WRITTEN INSTRUCTION:
Select the lines that contain "created" and copy each of them.

===

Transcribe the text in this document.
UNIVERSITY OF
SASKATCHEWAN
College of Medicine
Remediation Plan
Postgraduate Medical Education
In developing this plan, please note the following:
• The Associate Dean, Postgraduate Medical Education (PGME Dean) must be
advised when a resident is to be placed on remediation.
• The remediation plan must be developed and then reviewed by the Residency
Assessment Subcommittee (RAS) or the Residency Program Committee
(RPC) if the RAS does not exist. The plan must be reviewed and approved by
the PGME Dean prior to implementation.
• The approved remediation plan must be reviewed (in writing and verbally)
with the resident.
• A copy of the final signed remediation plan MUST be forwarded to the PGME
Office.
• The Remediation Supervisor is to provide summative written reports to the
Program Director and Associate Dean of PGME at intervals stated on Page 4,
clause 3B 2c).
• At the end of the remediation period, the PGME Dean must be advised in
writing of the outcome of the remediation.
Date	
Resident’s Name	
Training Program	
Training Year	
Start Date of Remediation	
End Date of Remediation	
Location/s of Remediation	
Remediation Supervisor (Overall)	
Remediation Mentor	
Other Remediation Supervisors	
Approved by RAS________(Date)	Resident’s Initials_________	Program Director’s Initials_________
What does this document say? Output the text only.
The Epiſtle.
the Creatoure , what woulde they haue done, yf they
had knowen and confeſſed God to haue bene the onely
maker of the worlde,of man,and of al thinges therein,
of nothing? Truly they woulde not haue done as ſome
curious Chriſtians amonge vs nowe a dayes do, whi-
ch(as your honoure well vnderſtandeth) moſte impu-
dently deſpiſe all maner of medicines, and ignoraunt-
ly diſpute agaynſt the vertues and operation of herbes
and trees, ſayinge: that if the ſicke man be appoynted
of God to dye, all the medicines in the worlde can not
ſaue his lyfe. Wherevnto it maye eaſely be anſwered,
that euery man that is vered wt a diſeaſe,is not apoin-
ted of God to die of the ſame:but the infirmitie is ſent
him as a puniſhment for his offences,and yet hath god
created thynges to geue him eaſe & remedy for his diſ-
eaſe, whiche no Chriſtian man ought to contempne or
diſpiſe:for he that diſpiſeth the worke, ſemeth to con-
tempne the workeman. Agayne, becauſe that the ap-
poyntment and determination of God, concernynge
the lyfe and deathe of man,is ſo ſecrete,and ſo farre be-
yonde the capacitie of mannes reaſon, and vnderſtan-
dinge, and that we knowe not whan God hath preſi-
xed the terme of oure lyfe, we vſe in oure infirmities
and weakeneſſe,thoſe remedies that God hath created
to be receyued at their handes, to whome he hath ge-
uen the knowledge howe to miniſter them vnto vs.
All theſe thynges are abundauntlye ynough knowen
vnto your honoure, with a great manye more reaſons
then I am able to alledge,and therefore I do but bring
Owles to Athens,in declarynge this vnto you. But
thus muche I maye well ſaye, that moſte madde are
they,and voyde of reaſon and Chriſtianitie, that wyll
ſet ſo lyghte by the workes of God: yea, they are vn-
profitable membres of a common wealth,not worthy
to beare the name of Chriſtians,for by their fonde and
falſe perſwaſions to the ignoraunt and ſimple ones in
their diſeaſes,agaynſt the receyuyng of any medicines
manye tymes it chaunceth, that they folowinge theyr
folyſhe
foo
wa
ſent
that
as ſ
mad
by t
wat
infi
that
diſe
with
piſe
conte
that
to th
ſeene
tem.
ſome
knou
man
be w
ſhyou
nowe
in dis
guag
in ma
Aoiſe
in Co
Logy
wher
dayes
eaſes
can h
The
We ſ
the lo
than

===

TASK SOLUTION:
created thynges to geue him eaſe & remedy for his diſ-
and weakeneſſe,thoſe remedies that God hath created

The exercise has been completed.